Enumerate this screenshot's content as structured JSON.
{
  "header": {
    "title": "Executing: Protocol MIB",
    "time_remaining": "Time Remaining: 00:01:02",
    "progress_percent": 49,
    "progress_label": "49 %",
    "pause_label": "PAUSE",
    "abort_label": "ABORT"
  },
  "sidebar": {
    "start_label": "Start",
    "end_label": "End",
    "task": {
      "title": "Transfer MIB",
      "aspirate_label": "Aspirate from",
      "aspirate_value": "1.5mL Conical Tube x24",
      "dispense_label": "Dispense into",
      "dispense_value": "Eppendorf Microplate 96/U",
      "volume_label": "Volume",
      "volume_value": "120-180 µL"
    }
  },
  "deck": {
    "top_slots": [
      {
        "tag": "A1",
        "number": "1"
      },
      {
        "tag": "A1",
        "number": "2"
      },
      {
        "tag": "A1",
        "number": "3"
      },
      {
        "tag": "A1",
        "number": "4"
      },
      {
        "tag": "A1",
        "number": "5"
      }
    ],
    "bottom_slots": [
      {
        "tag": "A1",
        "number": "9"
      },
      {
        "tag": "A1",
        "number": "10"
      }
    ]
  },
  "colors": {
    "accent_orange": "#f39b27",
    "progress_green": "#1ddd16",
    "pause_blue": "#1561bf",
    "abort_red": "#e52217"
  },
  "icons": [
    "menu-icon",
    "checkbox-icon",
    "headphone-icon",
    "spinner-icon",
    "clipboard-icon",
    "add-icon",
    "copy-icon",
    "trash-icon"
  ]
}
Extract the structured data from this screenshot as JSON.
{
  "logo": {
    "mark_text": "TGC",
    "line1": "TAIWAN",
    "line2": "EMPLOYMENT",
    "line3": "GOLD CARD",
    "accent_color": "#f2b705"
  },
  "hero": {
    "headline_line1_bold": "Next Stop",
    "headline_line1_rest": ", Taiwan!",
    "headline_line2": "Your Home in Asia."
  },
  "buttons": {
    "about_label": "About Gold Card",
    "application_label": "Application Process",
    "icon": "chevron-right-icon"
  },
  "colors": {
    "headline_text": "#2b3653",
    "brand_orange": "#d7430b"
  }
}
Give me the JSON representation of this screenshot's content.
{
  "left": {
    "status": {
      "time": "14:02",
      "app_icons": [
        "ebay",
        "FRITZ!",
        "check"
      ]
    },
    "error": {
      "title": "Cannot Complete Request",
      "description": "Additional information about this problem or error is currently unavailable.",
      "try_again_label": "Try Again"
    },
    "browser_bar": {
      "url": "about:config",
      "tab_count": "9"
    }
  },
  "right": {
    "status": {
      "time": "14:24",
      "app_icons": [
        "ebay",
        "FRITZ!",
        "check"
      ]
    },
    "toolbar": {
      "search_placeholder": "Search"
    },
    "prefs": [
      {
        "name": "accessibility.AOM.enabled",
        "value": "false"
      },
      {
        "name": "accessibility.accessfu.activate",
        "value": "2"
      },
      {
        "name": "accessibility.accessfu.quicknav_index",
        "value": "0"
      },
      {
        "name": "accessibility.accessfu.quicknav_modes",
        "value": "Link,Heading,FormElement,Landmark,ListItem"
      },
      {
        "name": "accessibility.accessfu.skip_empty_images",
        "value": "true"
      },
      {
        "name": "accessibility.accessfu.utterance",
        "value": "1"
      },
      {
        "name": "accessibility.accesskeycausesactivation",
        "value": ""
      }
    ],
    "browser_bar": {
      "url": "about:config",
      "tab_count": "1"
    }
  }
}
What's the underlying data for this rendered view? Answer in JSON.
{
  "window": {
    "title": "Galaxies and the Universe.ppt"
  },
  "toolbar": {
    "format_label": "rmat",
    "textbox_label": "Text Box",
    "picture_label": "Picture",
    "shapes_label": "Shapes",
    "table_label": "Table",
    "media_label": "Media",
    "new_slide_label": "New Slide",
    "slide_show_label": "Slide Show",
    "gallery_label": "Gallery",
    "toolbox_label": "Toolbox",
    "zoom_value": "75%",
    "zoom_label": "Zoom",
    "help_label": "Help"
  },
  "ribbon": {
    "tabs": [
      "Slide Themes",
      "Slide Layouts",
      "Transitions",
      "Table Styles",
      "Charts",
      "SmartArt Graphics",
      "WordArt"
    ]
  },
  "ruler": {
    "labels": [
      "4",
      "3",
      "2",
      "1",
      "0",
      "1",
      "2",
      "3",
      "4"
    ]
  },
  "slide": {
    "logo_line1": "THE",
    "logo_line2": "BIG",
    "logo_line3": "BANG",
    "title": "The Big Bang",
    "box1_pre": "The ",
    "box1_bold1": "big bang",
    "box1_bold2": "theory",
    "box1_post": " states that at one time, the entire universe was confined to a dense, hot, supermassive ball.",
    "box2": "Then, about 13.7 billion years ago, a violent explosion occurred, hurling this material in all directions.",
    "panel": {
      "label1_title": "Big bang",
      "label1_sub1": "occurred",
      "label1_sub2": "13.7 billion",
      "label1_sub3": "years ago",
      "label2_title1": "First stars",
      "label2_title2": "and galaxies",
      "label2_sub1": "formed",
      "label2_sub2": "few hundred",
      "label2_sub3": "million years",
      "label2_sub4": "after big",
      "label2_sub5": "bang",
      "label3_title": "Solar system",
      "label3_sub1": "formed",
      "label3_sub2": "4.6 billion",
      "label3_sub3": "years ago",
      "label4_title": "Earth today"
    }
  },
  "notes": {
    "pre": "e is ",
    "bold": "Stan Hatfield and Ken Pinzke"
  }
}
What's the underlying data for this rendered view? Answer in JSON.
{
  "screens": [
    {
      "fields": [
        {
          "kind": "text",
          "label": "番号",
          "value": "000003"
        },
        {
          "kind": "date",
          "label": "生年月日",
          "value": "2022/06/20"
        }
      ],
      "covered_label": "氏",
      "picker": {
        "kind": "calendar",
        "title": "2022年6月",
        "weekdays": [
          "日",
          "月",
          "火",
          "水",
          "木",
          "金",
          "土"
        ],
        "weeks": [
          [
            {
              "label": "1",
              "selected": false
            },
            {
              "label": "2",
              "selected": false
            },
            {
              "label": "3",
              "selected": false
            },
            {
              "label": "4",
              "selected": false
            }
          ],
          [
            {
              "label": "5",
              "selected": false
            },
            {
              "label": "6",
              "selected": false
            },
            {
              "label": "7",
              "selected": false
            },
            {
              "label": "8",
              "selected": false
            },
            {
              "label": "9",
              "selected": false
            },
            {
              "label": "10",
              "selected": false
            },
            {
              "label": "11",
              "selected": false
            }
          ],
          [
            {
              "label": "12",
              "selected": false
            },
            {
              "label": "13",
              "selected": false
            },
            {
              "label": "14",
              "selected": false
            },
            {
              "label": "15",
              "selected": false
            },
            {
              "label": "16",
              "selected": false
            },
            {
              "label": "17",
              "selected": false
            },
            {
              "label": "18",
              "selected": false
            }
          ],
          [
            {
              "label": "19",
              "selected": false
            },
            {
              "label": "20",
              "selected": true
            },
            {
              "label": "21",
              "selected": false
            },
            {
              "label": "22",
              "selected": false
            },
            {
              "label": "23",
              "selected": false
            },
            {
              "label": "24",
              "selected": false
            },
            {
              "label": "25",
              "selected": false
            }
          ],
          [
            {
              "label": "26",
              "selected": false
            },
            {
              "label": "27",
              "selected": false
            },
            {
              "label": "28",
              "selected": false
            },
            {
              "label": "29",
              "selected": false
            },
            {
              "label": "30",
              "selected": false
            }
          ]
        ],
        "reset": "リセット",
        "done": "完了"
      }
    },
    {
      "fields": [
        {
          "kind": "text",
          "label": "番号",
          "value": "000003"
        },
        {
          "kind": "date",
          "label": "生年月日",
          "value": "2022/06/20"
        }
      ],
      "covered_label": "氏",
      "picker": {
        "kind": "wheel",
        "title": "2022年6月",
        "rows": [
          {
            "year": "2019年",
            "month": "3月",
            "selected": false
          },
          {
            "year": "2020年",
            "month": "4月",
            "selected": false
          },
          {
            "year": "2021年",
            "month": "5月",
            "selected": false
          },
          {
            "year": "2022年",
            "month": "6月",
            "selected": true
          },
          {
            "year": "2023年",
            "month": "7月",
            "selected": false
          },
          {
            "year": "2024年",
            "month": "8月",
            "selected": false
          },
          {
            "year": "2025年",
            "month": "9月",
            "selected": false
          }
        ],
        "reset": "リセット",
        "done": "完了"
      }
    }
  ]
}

------------------------------------------------------------------------

Instructions for the task: Copy every line of the listing that includes the string "number".

Response:
        "number": "1"
        "number": "2"
        "number": "3"
        "number": "4"
        "number": "5"
        "number": "9"
        "number": "10"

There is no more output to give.